BEGIN THE DATA

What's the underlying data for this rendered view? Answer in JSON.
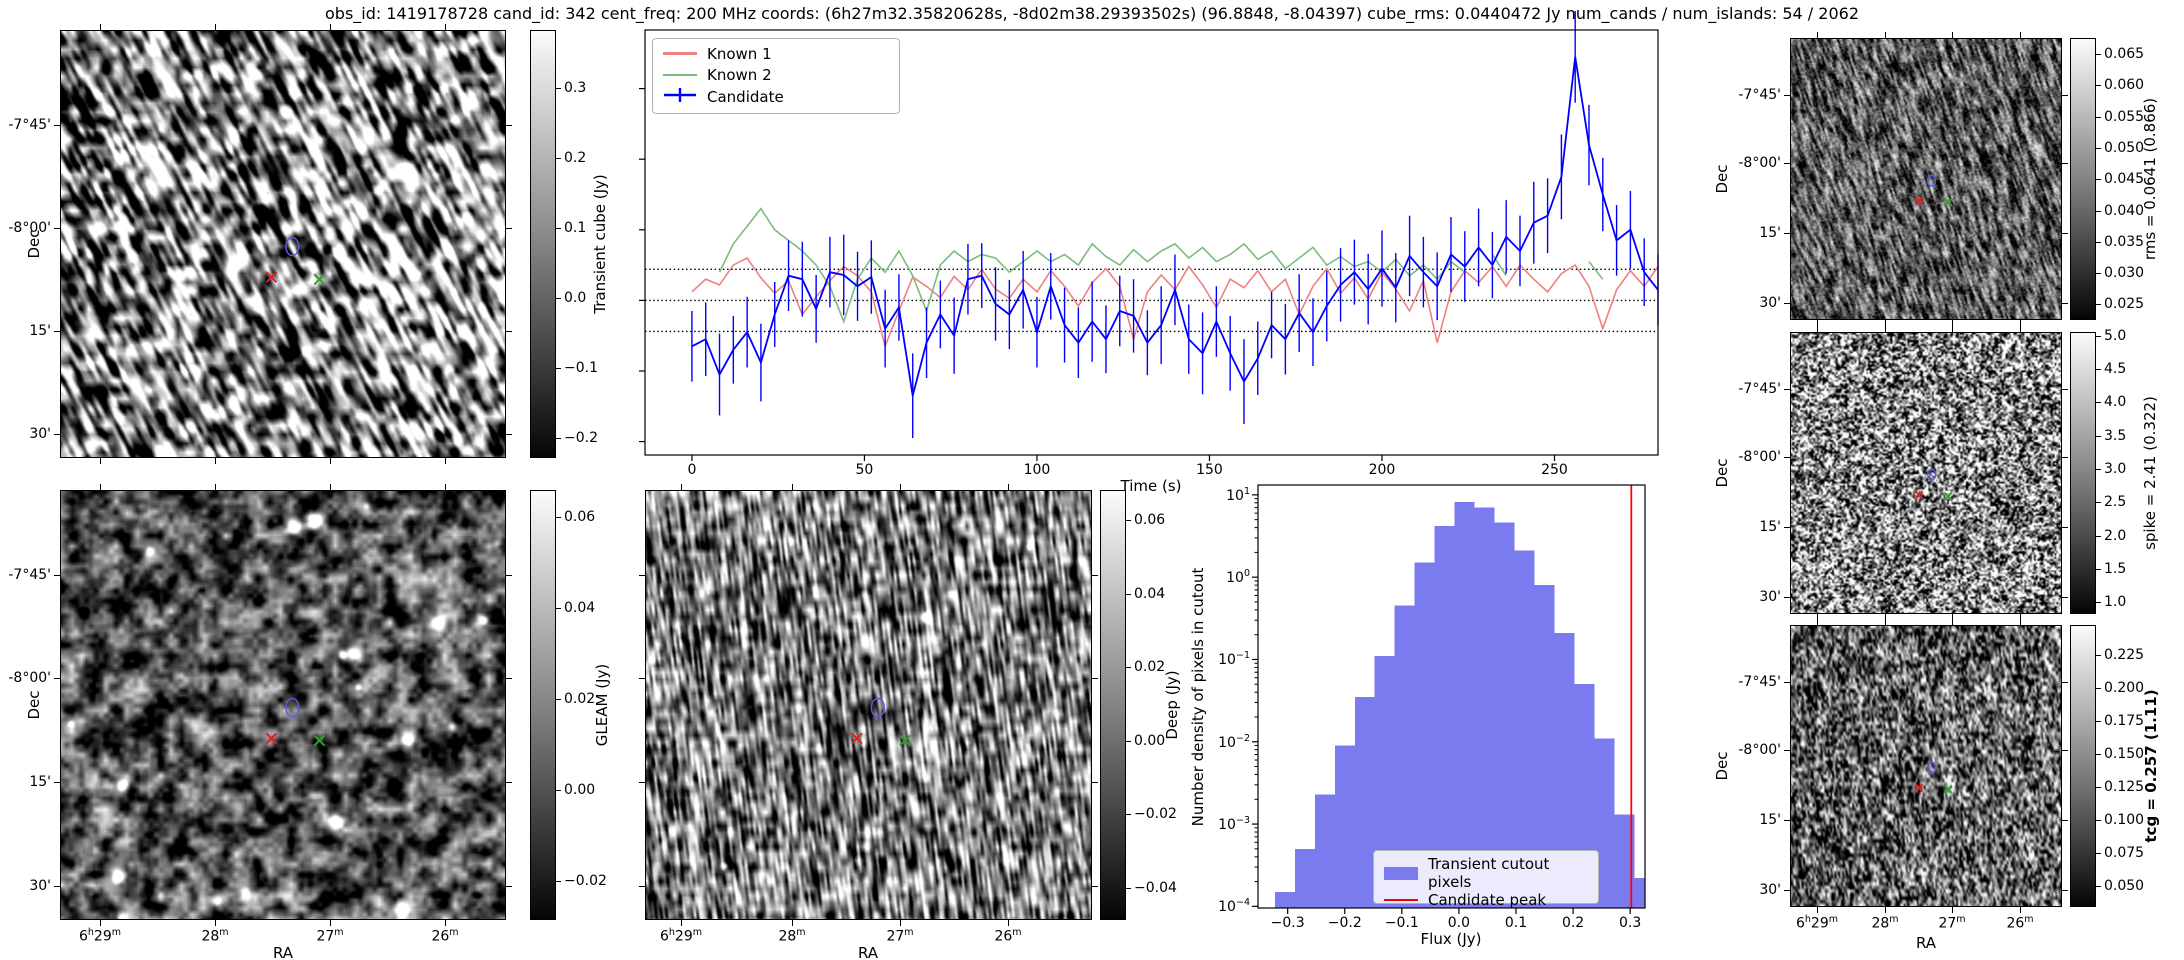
{
  "title": "obs_id: 1419178728 cand_id: 342 cent_freq: 200 MHz coords: (6h27m32.35820628s, -8d02m38.29393502s) (96.8848, -8.04397) cube_rms: 0.0440472 Jy num_cands / num_islands: 54 / 2062",
  "axes": {
    "dec_label": "Dec",
    "ra_label": "RA",
    "dec_ticks": [
      "-7°45'",
      "-8°00'",
      "15'",
      "30'"
    ],
    "ra_ticks": [
      "6h29m",
      "28m",
      "27m",
      "26m"
    ]
  },
  "panels": {
    "transient_cube": {
      "colorbar_label": "Transient cube (Jy)",
      "colorbar_ticks": [
        "0.3",
        "0.2",
        "0.1",
        "0.0",
        "−0.1",
        "−0.2"
      ]
    },
    "gleam": {
      "colorbar_label": "GLEAM (Jy)",
      "colorbar_ticks": [
        "0.06",
        "0.04",
        "0.02",
        "0.00",
        "−0.02"
      ]
    },
    "deep": {
      "colorbar_label": "Deep (Jy)",
      "colorbar_ticks": [
        "0.06",
        "0.04",
        "0.02",
        "0.00",
        "−0.02",
        "−0.04"
      ]
    },
    "rms": {
      "colorbar_label": "rms = 0.0641 (0.866)",
      "colorbar_ticks": [
        "0.065",
        "0.060",
        "0.055",
        "0.050",
        "0.045",
        "0.040",
        "0.035",
        "0.030",
        "0.025"
      ]
    },
    "spike": {
      "colorbar_label": "spike = 2.41 (0.322)",
      "colorbar_ticks": [
        "5.0",
        "4.5",
        "4.0",
        "3.5",
        "3.0",
        "2.5",
        "2.0",
        "1.5",
        "1.0"
      ]
    },
    "tcg": {
      "colorbar_label": "tcg = 0.257 (1.11)",
      "colorbar_ticks": [
        "0.225",
        "0.200",
        "0.175",
        "0.150",
        "0.125",
        "0.100",
        "0.075",
        "0.050"
      ]
    }
  },
  "markers": {
    "candidate_contour_color": "#5a5ae0",
    "known1_color": "#e02020",
    "known2_color": "#2e9e2e"
  },
  "chart_data": [
    {
      "type": "line",
      "title": "",
      "xlabel": "Time (s)",
      "ylabel": "",
      "xticks": [
        0,
        50,
        100,
        150,
        200,
        250
      ],
      "xlim": [
        -13.6,
        280
      ],
      "ylim": [
        -0.219,
        0.383
      ],
      "threshold_lines": [
        0.0440472,
        0.0,
        -0.0440472
      ],
      "legend_position": "upper left",
      "x": [
        0,
        4,
        8,
        12,
        16,
        20,
        24,
        28,
        32,
        36,
        40,
        44,
        48,
        52,
        56,
        60,
        64,
        68,
        72,
        76,
        80,
        84,
        88,
        92,
        96,
        100,
        104,
        108,
        112,
        116,
        120,
        124,
        128,
        132,
        136,
        140,
        144,
        148,
        152,
        156,
        160,
        164,
        168,
        172,
        176,
        180,
        184,
        188,
        192,
        196,
        200,
        204,
        208,
        212,
        216,
        220,
        224,
        228,
        232,
        236,
        240,
        244,
        248,
        252,
        256,
        260,
        264,
        268,
        272,
        276,
        280
      ],
      "series": [
        {
          "name": "Known 1",
          "color": "#f08080",
          "values": [
            0.012,
            0.03,
            0.022,
            0.05,
            0.06,
            0.032,
            0.01,
            0.028,
            -0.02,
            0.005,
            0.028,
            0.048,
            0.035,
            0.012,
            -0.065,
            -0.015,
            0.033,
            0.02,
            0.004,
            0.034,
            0.015,
            0.044,
            0.016,
            0.003,
            0.03,
            0.012,
            0.042,
            0.02,
            -0.008,
            0.025,
            0.045,
            0.02,
            -0.055,
            0.012,
            0.036,
            0.015,
            0.048,
            0.022,
            -0.01,
            0.03,
            0.018,
            0.042,
            0.012,
            0.03,
            -0.02,
            0.02,
            0.045,
            0.01,
            0.032,
            0.002,
            0.04,
            0.016,
            -0.015,
            0.028,
            -0.06,
            0.012,
            0.042,
            0.025,
            0.048,
            0.02,
            0.05,
            0.03,
            0.012,
            0.038,
            0.05,
            0.02,
            -0.04,
            0.015,
            0.042,
            0.02,
            0.048
          ]
        },
        {
          "name": "Known 2",
          "color": "#7cbc7c",
          "values": [
            null,
            null,
            0.04,
            0.08,
            0.105,
            0.13,
            0.1,
            0.085,
            0.07,
            0.05,
            0.02,
            -0.03,
            0.03,
            0.06,
            0.04,
            0.07,
            0.035,
            -0.015,
            0.05,
            0.07,
            0.055,
            0.065,
            0.06,
            0.04,
            0.055,
            0.07,
            0.055,
            0.065,
            0.05,
            0.08,
            0.062,
            0.05,
            0.072,
            0.055,
            0.07,
            0.08,
            0.06,
            0.075,
            0.055,
            0.065,
            0.08,
            0.058,
            0.07,
            0.045,
            0.06,
            0.075,
            0.05,
            0.062,
            0.048,
            0.055,
            0.04,
            0.058,
            0.035,
            0.05,
            0.03,
            0.055,
            0.04,
            null,
            0.065,
            0.035,
            null,
            0.055,
            null,
            0.04,
            null,
            0.055,
            0.03,
            null,
            0.045,
            null,
            0.04
          ]
        },
        {
          "name": "Candidate",
          "color": "#0000ff",
          "values": [
            -0.065,
            -0.055,
            -0.105,
            -0.07,
            -0.045,
            -0.088,
            -0.02,
            0.035,
            0.03,
            -0.012,
            0.04,
            0.036,
            0.02,
            0.033,
            -0.04,
            -0.01,
            -0.135,
            -0.06,
            -0.02,
            -0.05,
            0.03,
            0.035,
            -0.005,
            -0.02,
            0.015,
            -0.045,
            0.02,
            -0.035,
            -0.06,
            -0.03,
            -0.055,
            -0.015,
            -0.022,
            -0.06,
            -0.035,
            0.015,
            -0.055,
            -0.075,
            -0.03,
            -0.075,
            -0.115,
            -0.082,
            -0.035,
            -0.055,
            -0.018,
            -0.045,
            -0.008,
            0.022,
            0.04,
            0.016,
            0.045,
            0.018,
            0.063,
            0.04,
            0.02,
            0.065,
            0.048,
            0.075,
            0.05,
            0.09,
            0.07,
            0.11,
            0.12,
            0.175,
            0.345,
            0.22,
            0.15,
            0.085,
            0.1,
            0.04,
            0.015
          ],
          "yerr": [
            0.05,
            0.052,
            0.058,
            0.048,
            0.05,
            0.055,
            0.046,
            0.05,
            0.053,
            0.048,
            0.05,
            0.057,
            0.049,
            0.052,
            0.055,
            0.047,
            0.06,
            0.05,
            0.048,
            0.054,
            0.05,
            0.046,
            0.052,
            0.049,
            0.055,
            0.05,
            0.047,
            0.053,
            0.05,
            0.057,
            0.048,
            0.05,
            0.052,
            0.046,
            0.055,
            0.05,
            0.049,
            0.058,
            0.05,
            0.053,
            0.06,
            0.052,
            0.047,
            0.05,
            0.055,
            0.048,
            0.05,
            0.052,
            0.046,
            0.05,
            0.054,
            0.049,
            0.057,
            0.05,
            0.048,
            0.053,
            0.05,
            0.055,
            0.047,
            0.052,
            0.05,
            0.058,
            0.053,
            0.06,
            0.065,
            0.057,
            0.052,
            0.05,
            0.055,
            0.048,
            0.05
          ]
        }
      ]
    },
    {
      "type": "bar",
      "title": "",
      "xlabel": "Flux (Jy)",
      "ylabel": "Number density of pixels in cutout",
      "bar_color": "#7b7bf0",
      "line_color": "#ff0000",
      "legend": {
        "bars": "Transient cutout pixels",
        "line": "Candidate peak"
      },
      "bins_start": -0.3225,
      "bin_width": 0.035,
      "values": [
        0.00015,
        0.0005,
        0.0023,
        0.009,
        0.035,
        0.11,
        0.45,
        1.5,
        4.2,
        8.2,
        7.0,
        4.6,
        2.1,
        0.8,
        0.21,
        0.05,
        0.011,
        0.0013,
        0.00022
      ],
      "candidate_peak_flux": 0.302,
      "xticks": [
        "−0.3",
        "−0.2",
        "−0.1",
        "0.0",
        "0.1",
        "0.2",
        "0.3"
      ],
      "xtick_values": [
        -0.3,
        -0.2,
        -0.1,
        0,
        0.1,
        0.2,
        0.3
      ],
      "ytick_exponents": [
        1,
        0,
        -1,
        -2,
        -3,
        -4
      ],
      "xlim": [
        -0.352,
        0.326
      ],
      "ylim_log10": [
        -4.02,
        1.12
      ],
      "yscale": "log"
    }
  ]
}
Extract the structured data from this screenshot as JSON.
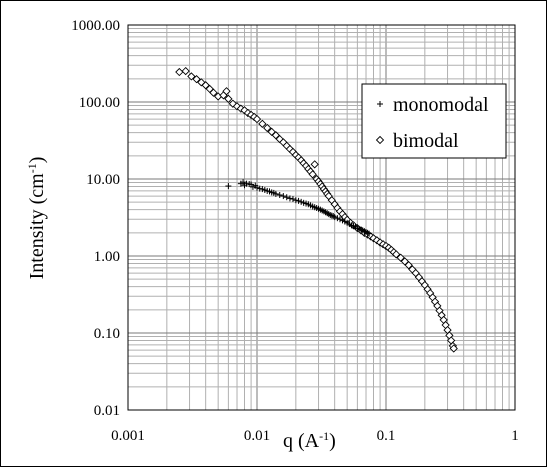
{
  "chart_data": {
    "type": "scatter",
    "xscale": "log",
    "yscale": "log",
    "xlim": [
      0.001,
      1
    ],
    "ylim": [
      0.01,
      1000
    ],
    "grid": true,
    "x_tick_labels": [
      "0.001",
      "0.01",
      "0.1",
      "1"
    ],
    "y_tick_labels": [
      "0.01",
      "0.10",
      "1.00",
      "10.00",
      "100.00",
      "1000.00"
    ],
    "xlabel": {
      "prefix": "q (A",
      "sup": "-1",
      "suffix": ")"
    },
    "ylabel": {
      "prefix": "Intensity (cm",
      "sup": "-1",
      "suffix": ")"
    },
    "legend_position": "top-right",
    "series": [
      {
        "name": "monomodal",
        "marker": "plus",
        "points": [
          [
            0.006,
            8.1
          ],
          [
            0.0075,
            8.7
          ],
          [
            0.0078,
            9.1
          ],
          [
            0.008,
            8.3
          ],
          [
            0.0083,
            8.7
          ],
          [
            0.0087,
            8.6
          ],
          [
            0.009,
            8.5
          ],
          [
            0.0093,
            7.9
          ],
          [
            0.0097,
            8.2
          ],
          [
            0.01,
            7.7
          ],
          [
            0.0105,
            7.5
          ],
          [
            0.011,
            7.4
          ],
          [
            0.0115,
            7.2
          ],
          [
            0.012,
            7.0
          ],
          [
            0.0125,
            6.9
          ],
          [
            0.013,
            6.7
          ],
          [
            0.0135,
            6.6
          ],
          [
            0.014,
            6.4
          ],
          [
            0.015,
            6.2
          ],
          [
            0.016,
            6.0
          ],
          [
            0.017,
            5.8
          ],
          [
            0.018,
            5.6
          ],
          [
            0.019,
            5.5
          ],
          [
            0.02,
            5.3
          ],
          [
            0.021,
            5.2
          ],
          [
            0.022,
            5.05
          ],
          [
            0.023,
            4.9
          ],
          [
            0.024,
            4.8
          ],
          [
            0.025,
            4.7
          ],
          [
            0.026,
            4.55
          ],
          [
            0.027,
            4.4
          ],
          [
            0.028,
            4.3
          ],
          [
            0.029,
            4.2
          ],
          [
            0.03,
            4.1
          ],
          [
            0.031,
            4.0
          ],
          [
            0.032,
            3.9
          ],
          [
            0.033,
            3.8
          ],
          [
            0.034,
            3.7
          ],
          [
            0.035,
            3.6
          ],
          [
            0.036,
            3.5
          ],
          [
            0.037,
            3.4
          ],
          [
            0.038,
            3.35
          ],
          [
            0.039,
            3.3
          ],
          [
            0.04,
            3.2
          ],
          [
            0.042,
            3.1
          ],
          [
            0.044,
            3.0
          ],
          [
            0.046,
            2.9
          ],
          [
            0.048,
            2.8
          ],
          [
            0.05,
            2.7
          ],
          [
            0.052,
            2.6
          ],
          [
            0.054,
            2.5
          ],
          [
            0.056,
            2.45
          ],
          [
            0.058,
            2.4
          ],
          [
            0.06,
            2.3
          ],
          [
            0.062,
            2.25
          ],
          [
            0.064,
            2.2
          ],
          [
            0.066,
            2.15
          ],
          [
            0.068,
            2.1
          ],
          [
            0.07,
            2.05
          ],
          [
            0.072,
            2.0
          ],
          [
            0.074,
            1.95
          ]
        ]
      },
      {
        "name": "bimodal",
        "marker": "diamond",
        "points": [
          [
            0.0025,
            245
          ],
          [
            0.0028,
            252
          ],
          [
            0.0031,
            215
          ],
          [
            0.0034,
            198
          ],
          [
            0.0037,
            180
          ],
          [
            0.004,
            165
          ],
          [
            0.0043,
            148
          ],
          [
            0.0046,
            132
          ],
          [
            0.005,
            118
          ],
          [
            0.0055,
            122
          ],
          [
            0.0058,
            138
          ],
          [
            0.006,
            110
          ],
          [
            0.0065,
            95
          ],
          [
            0.007,
            88
          ],
          [
            0.0075,
            82
          ],
          [
            0.008,
            78
          ],
          [
            0.0085,
            72
          ],
          [
            0.009,
            68
          ],
          [
            0.0095,
            64
          ],
          [
            0.01,
            60
          ],
          [
            0.011,
            52
          ],
          [
            0.012,
            46
          ],
          [
            0.013,
            41
          ],
          [
            0.014,
            37
          ],
          [
            0.015,
            33
          ],
          [
            0.016,
            30
          ],
          [
            0.017,
            27
          ],
          [
            0.018,
            24.5
          ],
          [
            0.019,
            22.5
          ],
          [
            0.02,
            20.5
          ],
          [
            0.021,
            19
          ],
          [
            0.022,
            17.5
          ],
          [
            0.023,
            16
          ],
          [
            0.024,
            14.8
          ],
          [
            0.025,
            13.5
          ],
          [
            0.026,
            12.5
          ],
          [
            0.027,
            11.5
          ],
          [
            0.028,
            15.5
          ],
          [
            0.029,
            10
          ],
          [
            0.03,
            9.3
          ],
          [
            0.031,
            8.6
          ],
          [
            0.032,
            8.0
          ],
          [
            0.033,
            7.4
          ],
          [
            0.034,
            6.9
          ],
          [
            0.035,
            6.4
          ],
          [
            0.036,
            6.0
          ],
          [
            0.038,
            5.3
          ],
          [
            0.04,
            4.7
          ],
          [
            0.042,
            4.2
          ],
          [
            0.044,
            3.8
          ],
          [
            0.046,
            3.5
          ],
          [
            0.048,
            3.2
          ],
          [
            0.05,
            2.95
          ],
          [
            0.053,
            2.7
          ],
          [
            0.056,
            2.5
          ],
          [
            0.06,
            2.3
          ],
          [
            0.064,
            2.15
          ],
          [
            0.068,
            2.0
          ],
          [
            0.072,
            1.9
          ],
          [
            0.076,
            1.8
          ],
          [
            0.08,
            1.7
          ],
          [
            0.085,
            1.6
          ],
          [
            0.09,
            1.5
          ],
          [
            0.095,
            1.42
          ],
          [
            0.1,
            1.35
          ],
          [
            0.105,
            1.28
          ],
          [
            0.11,
            1.2
          ],
          [
            0.115,
            1.12
          ],
          [
            0.12,
            1.05
          ],
          [
            0.13,
            0.95
          ],
          [
            0.14,
            0.85
          ],
          [
            0.15,
            0.76
          ],
          [
            0.16,
            0.67
          ],
          [
            0.17,
            0.6
          ],
          [
            0.18,
            0.53
          ],
          [
            0.19,
            0.47
          ],
          [
            0.2,
            0.42
          ],
          [
            0.21,
            0.37
          ],
          [
            0.22,
            0.33
          ],
          [
            0.23,
            0.29
          ],
          [
            0.24,
            0.255
          ],
          [
            0.25,
            0.225
          ],
          [
            0.26,
            0.195
          ],
          [
            0.27,
            0.17
          ],
          [
            0.28,
            0.148
          ],
          [
            0.29,
            0.127
          ],
          [
            0.3,
            0.109
          ],
          [
            0.31,
            0.093
          ],
          [
            0.32,
            0.08
          ],
          [
            0.33,
            0.068
          ],
          [
            0.335,
            0.063
          ]
        ]
      }
    ]
  }
}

END THE DATA

EXERCISE REQUIREMENTS: Filter for "cutout". Return all lines that hold it.

PROBLEM SOLUTION:
      "ylabel": "Number density of pixels in cutout",
        "bars": "Transient cutout pixels",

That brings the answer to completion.